═════ Data in this exercise

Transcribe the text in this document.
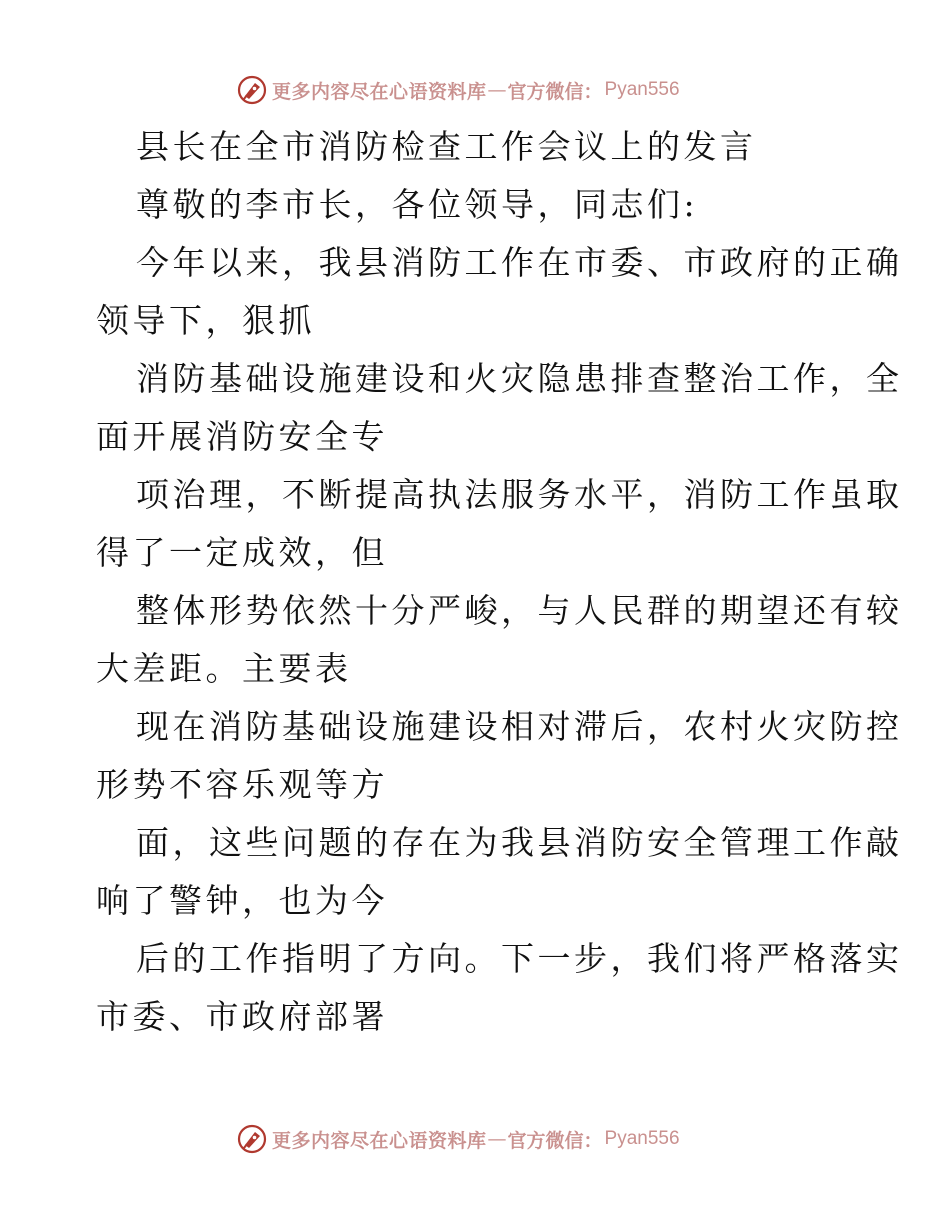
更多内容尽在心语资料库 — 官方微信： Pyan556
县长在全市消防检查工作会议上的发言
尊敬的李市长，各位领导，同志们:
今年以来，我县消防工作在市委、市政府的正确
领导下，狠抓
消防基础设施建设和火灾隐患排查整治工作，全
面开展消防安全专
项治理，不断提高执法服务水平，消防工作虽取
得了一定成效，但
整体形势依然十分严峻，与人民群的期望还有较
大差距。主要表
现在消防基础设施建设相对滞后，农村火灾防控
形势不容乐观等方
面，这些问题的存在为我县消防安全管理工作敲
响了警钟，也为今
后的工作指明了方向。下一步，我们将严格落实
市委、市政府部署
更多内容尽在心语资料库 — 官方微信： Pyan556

══════════

▸ **Problem statement**
Give all the lines above again, character for character, without pictures.

▸ **Complete output**
Transcribe the text in this document.
更多内容尽在心语资料库 — 官方微信： Pyan556
县长在全市消防检查工作会议上的发言
尊敬的李市长，各位领导，同志们:
今年以来，我县消防工作在市委、市政府的正确
领导下，狠抓
消防基础设施建设和火灾隐患排查整治工作，全
面开展消防安全专
项治理，不断提高执法服务水平，消防工作虽取
得了一定成效，但
整体形势依然十分严峻，与人民群的期望还有较
大差距。主要表
现在消防基础设施建设相对滞后，农村火灾防控
形势不容乐观等方
面，这些问题的存在为我县消防安全管理工作敲
响了警钟，也为今
后的工作指明了方向。下一步，我们将严格落实
市委、市政府部署
更多内容尽在心语资料库 — 官方微信： Pyan556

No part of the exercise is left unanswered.